start

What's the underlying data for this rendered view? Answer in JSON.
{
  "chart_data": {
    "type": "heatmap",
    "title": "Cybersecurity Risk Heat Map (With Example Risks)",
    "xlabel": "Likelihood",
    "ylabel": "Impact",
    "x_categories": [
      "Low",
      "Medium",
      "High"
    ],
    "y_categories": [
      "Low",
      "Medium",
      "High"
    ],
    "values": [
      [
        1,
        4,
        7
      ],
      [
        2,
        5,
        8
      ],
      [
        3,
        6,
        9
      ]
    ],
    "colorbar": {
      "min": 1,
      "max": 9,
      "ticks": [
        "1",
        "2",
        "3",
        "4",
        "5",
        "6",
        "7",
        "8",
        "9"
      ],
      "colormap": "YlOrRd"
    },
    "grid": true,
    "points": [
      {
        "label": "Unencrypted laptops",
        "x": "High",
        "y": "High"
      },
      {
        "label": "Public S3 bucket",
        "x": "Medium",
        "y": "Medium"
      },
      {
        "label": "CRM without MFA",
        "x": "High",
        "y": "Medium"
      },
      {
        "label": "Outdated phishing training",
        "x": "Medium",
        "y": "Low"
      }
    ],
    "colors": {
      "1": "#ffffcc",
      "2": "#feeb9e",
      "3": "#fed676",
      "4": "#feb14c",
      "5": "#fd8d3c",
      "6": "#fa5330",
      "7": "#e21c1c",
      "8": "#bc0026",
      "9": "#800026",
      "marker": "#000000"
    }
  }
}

end

◆ Exercise details ◆
Go through the listing and copy all of it exactly.

◆ Response ◆
What's the underlying data for this rendered view? Answer in JSON.
{
  "chart_data": {
    "type": "heatmap",
    "title": "Cybersecurity Risk Heat Map (With Example Risks)",
    "xlabel": "Likelihood",
    "ylabel": "Impact",
    "x_categories": [
      "Low",
      "Medium",
      "High"
    ],
    "y_categories": [
      "Low",
      "Medium",
      "High"
    ],
    "values": [
      [
        1,
        4,
        7
      ],
      [
        2,
        5,
        8
      ],
      [
        3,
        6,
        9
      ]
    ],
    "colorbar": {
      "min": 1,
      "max": 9,
      "ticks": [
        "1",
        "2",
        "3",
        "4",
        "5",
        "6",
        "7",
        "8",
        "9"
      ],
      "colormap": "YlOrRd"
    },
    "grid": true,
    "points": [
      {
        "label": "Unencrypted laptops",
        "x": "High",
        "y": "High"
      },
      {
        "label": "Public S3 bucket",
        "x": "Medium",
        "y": "Medium"
      },
      {
        "label": "CRM without MFA",
        "x": "High",
        "y": "Medium"
      },
      {
        "label": "Outdated phishing training",
        "x": "Medium",
        "y": "Low"
      }
    ],
    "colors": {
      "1": "#ffffcc",
      "2": "#feeb9e",
      "3": "#fed676",
      "4": "#feb14c",
      "5": "#fd8d3c",
      "6": "#fa5330",
      "7": "#e21c1c",
      "8": "#bc0026",
      "9": "#800026",
      "marker": "#000000"
    }
  }
}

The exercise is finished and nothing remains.